## Requirement
Set down the material below word for word, excluding the pictures.

Data entries
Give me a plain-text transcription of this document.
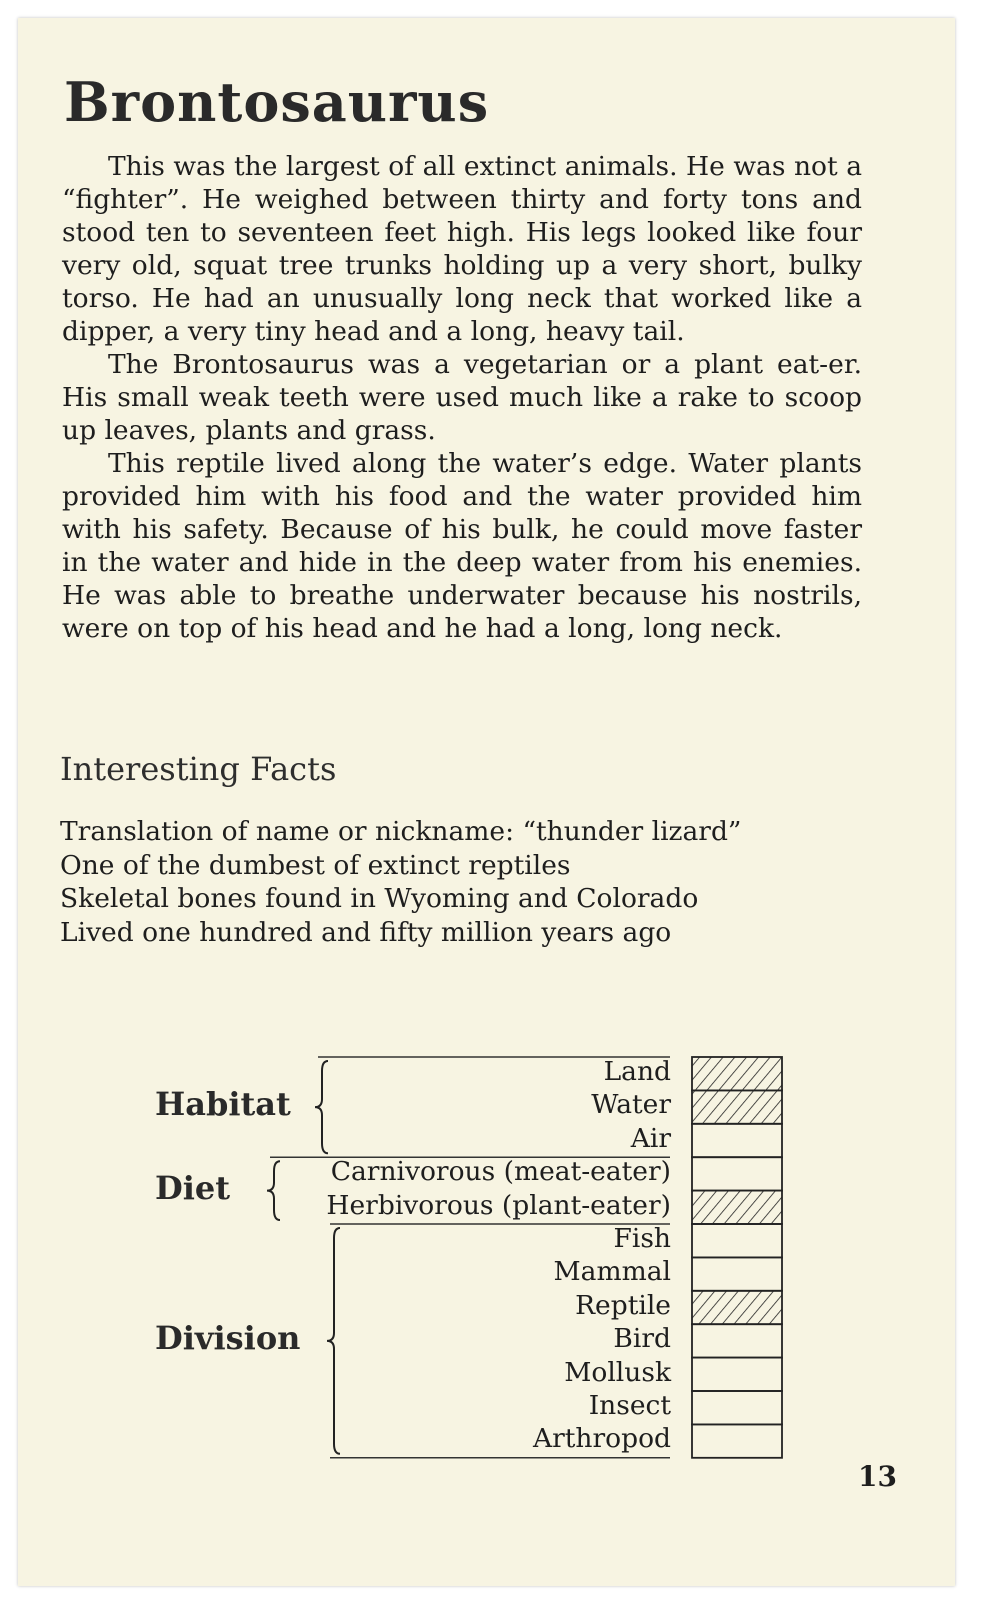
Brontosaurus

This was the largest of all extinct animals. He was not a “fighter”. He weighed between thirty and forty tons and stood ten to seventeen feet high. His legs looked like four very old, squat tree trunks holding up a very short, bulky torso. He had an unusually long neck that worked like a dipper, a very tiny head and a long, heavy tail.

The Brontosaurus was a vegetarian or a plant eat-er. His small weak teeth were used much like a rake to scoop up leaves, plants and grass.

This reptile lived along the water’s edge. Water plants provided him with his food and the water provided him with his safety. Because of his bulk, he could move faster in the water and hide in the deep water from his enemies. He was able to breathe underwater because his nostrils, were on top of his head and he had a long, long neck.

Interesting Facts
Translation of name or nickname: “thunder lizard”
One of the dumbest of extinct reptiles
Skeletal bones found in Wyoming and Colorado
Lived one hundred and fifty million years ago
Habitat
Land
Water
Air
Diet	Carnivorous (meat-eater)
Herbivorous (plant-eater)
Division
Fish
Mammal
Reptile
Bird
Mollusk
Insect
Arthropod
13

## Exercise result
Give me a plain-text transcription of this document.
Brontosaurus

This was the largest of all extinct animals. He was not a “fighter”. He weighed between thirty and forty tons and stood ten to seventeen feet high. His legs looked like four very old, squat tree trunks holding up a very short, bulky torso. He had an unusually long neck that worked like a dipper, a very tiny head and a long, heavy tail.

The Brontosaurus was a vegetarian or a plant eat-er. His small weak teeth were used much like a rake to scoop up leaves, plants and grass.

This reptile lived along the water’s edge. Water plants provided him with his food and the water provided him with his safety. Because of his bulk, he could move faster in the water and hide in the deep water from his enemies. He was able to breathe underwater because his nostrils, were on top of his head and he had a long, long neck.

Interesting Facts
Translation of name or nickname: “thunder lizard”
One of the dumbest of extinct reptiles
Skeletal bones found in Wyoming and Colorado
Lived one hundred and fifty million years ago
Habitat
Land
Water
Air
Diet	Carnivorous (meat-eater)
Herbivorous (plant-eater)
Division
Fish
Mammal
Reptile
Bird
Mollusk
Insect
Arthropod
13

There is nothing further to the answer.